Gather all lines with the word "Свердловской" in them.

(Collection entries)
▼

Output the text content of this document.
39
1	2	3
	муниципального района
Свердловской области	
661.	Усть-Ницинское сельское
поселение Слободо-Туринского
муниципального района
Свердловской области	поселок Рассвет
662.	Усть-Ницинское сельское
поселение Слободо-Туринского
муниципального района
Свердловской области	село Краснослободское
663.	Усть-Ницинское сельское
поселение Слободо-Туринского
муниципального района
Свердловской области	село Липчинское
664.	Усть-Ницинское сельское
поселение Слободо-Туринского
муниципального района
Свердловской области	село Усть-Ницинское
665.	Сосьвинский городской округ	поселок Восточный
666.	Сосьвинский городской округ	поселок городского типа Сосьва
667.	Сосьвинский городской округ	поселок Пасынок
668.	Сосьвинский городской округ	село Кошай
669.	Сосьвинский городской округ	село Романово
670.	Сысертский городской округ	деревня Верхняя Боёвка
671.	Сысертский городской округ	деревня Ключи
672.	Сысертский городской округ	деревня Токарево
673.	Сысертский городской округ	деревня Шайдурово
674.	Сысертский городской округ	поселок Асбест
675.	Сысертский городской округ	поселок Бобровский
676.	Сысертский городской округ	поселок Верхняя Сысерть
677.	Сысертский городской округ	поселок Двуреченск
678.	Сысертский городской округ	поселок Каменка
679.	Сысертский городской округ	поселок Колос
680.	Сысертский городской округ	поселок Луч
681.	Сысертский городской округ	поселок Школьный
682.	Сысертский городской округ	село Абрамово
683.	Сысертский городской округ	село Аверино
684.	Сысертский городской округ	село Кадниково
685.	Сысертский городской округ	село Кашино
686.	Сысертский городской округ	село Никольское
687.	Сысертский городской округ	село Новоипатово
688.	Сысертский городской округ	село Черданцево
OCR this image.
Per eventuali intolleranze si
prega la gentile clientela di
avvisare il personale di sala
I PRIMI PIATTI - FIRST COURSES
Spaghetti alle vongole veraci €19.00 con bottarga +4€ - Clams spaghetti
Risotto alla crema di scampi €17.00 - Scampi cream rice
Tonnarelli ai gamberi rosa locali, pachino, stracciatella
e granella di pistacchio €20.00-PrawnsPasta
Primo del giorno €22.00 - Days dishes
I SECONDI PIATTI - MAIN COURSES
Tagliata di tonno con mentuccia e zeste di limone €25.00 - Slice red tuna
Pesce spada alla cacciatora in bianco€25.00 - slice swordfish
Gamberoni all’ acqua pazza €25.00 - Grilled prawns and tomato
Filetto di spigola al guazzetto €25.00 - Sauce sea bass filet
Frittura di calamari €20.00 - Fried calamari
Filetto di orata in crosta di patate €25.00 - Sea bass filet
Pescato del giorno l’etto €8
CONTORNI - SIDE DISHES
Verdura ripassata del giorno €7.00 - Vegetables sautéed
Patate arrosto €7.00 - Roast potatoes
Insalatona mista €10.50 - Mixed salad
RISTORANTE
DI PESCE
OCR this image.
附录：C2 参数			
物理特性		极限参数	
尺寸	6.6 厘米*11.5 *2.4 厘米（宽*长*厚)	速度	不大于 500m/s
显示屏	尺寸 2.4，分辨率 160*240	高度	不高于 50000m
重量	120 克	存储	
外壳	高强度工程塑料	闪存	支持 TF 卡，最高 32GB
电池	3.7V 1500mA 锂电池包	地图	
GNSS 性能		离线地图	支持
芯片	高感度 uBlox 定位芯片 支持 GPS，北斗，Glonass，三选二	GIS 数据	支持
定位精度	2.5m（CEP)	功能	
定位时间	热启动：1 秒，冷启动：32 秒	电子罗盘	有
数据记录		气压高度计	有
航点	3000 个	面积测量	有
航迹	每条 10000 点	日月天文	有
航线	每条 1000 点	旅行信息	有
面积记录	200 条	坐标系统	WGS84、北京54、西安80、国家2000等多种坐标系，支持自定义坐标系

▲

| Response to the task |
Свердловской области	
Свердловской области	поселок Рассвет
Свердловской области	село Краснослободское
Свердловской области	село Липчинское
Свердловской области	село Усть-Ницинское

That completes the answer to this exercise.